DIRECTIVE
Report each line of the data that has "Director" somewhere in it.

==== DATA FOR PROCESSING ====

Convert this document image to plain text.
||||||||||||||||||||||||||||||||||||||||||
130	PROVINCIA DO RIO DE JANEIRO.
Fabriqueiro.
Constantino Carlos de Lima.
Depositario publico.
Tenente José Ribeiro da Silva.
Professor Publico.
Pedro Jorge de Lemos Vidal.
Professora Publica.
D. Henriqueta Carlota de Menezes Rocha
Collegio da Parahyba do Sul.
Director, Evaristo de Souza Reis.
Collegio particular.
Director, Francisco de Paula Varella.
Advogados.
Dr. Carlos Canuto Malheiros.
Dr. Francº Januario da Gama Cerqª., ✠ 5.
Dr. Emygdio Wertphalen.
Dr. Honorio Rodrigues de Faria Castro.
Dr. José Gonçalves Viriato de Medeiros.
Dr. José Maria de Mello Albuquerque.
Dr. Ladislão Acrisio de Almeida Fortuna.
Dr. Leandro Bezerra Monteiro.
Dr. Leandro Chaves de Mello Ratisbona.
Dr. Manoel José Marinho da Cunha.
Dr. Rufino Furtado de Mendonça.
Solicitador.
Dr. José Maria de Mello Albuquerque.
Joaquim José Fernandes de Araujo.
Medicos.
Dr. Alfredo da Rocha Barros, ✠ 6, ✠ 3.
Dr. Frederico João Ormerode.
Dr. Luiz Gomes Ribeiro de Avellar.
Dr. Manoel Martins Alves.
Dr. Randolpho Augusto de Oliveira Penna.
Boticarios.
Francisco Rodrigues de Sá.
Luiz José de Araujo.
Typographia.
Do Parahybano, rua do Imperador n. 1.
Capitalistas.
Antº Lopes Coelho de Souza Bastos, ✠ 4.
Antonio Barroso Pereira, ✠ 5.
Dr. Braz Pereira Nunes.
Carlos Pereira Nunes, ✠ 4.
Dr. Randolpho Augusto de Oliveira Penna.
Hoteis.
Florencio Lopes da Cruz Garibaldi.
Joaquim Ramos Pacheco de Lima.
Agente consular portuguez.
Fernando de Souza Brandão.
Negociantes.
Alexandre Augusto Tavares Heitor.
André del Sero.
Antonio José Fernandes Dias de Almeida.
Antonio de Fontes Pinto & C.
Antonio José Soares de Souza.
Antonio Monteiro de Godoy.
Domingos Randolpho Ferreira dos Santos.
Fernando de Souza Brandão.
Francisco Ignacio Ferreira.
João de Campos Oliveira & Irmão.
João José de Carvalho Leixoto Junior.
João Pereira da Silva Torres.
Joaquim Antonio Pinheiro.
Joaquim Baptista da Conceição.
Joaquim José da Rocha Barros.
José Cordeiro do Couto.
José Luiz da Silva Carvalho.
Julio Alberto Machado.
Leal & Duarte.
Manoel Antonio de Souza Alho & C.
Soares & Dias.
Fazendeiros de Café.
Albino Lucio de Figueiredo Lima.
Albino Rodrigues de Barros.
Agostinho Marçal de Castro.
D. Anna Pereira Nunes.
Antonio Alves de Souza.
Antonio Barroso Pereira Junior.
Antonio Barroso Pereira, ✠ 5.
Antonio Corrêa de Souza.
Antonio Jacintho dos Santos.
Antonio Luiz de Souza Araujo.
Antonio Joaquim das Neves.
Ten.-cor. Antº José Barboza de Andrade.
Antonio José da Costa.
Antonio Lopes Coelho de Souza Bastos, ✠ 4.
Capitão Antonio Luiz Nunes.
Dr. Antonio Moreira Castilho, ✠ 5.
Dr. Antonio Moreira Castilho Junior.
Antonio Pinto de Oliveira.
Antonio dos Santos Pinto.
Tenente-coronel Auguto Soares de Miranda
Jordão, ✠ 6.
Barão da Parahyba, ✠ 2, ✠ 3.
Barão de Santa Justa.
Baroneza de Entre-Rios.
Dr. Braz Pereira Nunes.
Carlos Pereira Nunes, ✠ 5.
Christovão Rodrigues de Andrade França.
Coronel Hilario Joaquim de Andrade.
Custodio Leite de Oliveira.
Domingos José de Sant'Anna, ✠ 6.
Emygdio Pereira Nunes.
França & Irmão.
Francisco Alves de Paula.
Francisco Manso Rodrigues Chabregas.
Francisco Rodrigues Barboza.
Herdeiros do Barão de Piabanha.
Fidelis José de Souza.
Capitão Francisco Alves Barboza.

====

THE SOLUTION
Director, Evaristo de Souza Reis.
Director, Francisco de Paula Varella.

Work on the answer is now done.